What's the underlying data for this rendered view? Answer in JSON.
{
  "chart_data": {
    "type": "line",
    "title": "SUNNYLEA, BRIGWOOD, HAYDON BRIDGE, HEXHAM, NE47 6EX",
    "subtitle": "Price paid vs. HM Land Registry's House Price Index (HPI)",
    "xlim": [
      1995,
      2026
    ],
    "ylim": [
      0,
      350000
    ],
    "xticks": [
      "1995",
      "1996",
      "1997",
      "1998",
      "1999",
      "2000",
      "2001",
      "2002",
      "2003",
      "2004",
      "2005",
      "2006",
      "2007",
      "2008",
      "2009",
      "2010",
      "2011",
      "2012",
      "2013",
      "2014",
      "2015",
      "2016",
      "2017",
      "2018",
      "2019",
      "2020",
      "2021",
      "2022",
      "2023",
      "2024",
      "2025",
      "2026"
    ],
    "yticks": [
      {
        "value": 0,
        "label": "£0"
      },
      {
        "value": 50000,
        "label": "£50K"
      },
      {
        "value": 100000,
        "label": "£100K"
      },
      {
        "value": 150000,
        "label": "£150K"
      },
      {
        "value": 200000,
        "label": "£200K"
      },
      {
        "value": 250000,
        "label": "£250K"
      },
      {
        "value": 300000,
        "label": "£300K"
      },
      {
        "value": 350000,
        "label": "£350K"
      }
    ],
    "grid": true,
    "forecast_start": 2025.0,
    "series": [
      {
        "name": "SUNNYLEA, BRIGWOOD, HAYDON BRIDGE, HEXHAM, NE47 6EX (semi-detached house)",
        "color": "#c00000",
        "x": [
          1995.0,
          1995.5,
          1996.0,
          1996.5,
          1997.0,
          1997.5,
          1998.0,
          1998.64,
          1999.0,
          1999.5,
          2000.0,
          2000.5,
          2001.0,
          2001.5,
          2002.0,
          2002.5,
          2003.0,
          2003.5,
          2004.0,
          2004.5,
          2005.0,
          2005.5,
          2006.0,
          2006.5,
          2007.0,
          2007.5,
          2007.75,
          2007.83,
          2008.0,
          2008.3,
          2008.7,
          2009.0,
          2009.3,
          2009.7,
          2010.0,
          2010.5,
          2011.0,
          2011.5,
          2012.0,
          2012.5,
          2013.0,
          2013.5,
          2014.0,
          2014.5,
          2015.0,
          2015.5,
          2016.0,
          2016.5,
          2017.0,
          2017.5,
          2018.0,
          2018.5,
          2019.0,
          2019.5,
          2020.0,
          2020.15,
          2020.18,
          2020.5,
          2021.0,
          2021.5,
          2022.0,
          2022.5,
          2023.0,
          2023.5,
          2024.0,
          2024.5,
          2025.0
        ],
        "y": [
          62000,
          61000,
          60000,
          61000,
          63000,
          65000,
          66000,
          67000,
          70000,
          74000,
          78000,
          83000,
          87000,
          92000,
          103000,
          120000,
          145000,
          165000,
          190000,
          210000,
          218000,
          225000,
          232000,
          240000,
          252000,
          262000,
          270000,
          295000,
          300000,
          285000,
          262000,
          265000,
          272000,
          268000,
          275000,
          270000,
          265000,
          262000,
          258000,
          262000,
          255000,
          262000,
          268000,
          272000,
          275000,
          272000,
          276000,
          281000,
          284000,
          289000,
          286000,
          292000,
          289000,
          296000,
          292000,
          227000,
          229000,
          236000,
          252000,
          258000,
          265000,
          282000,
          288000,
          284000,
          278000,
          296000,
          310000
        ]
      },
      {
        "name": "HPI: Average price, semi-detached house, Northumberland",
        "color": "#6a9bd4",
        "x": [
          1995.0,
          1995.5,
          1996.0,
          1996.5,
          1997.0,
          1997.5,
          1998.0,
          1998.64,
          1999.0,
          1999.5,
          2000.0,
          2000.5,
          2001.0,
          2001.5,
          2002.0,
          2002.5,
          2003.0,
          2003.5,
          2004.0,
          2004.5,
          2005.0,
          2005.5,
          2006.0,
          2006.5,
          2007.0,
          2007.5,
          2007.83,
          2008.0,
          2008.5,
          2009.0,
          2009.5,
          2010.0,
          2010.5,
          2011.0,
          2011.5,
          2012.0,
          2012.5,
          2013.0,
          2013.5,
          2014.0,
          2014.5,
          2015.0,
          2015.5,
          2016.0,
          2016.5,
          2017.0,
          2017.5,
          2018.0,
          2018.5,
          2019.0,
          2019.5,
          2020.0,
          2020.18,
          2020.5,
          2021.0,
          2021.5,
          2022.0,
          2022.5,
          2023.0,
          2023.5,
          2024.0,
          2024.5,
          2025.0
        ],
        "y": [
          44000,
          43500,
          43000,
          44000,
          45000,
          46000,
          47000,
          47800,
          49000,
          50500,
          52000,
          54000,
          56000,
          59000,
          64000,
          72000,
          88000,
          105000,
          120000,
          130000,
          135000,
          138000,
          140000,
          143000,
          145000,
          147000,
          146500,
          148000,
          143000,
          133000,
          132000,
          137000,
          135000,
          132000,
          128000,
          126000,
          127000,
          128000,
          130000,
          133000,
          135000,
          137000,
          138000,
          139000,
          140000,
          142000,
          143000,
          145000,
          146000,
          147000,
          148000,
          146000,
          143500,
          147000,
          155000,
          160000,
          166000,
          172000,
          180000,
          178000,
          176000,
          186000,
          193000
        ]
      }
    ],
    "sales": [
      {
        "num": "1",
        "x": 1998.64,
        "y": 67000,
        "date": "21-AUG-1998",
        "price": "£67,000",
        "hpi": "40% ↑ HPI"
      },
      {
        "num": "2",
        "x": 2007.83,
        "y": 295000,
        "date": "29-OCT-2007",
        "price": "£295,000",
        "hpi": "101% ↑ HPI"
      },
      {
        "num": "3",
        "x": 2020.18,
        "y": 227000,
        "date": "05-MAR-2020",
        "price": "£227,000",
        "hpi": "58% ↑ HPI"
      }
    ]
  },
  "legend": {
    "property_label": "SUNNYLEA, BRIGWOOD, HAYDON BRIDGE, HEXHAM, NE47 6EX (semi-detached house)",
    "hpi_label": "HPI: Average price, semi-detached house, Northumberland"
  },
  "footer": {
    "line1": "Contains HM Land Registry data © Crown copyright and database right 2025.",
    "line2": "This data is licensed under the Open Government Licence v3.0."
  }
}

## Required work
Make a list of all lines in the data that contain "BRIGWOOD".

## Full solution
    "title": "SUNNYLEA, BRIGWOOD, HAYDON BRIDGE, HEXHAM, NE47 6EX",
        "name": "SUNNYLEA, BRIGWOOD, HAYDON BRIDGE, HEXHAM, NE47 6EX (semi-detached house)",
    "property_label": "SUNNYLEA, BRIGWOOD, HAYDON BRIDGE, HEXHAM, NE47 6EX (semi-detached house)",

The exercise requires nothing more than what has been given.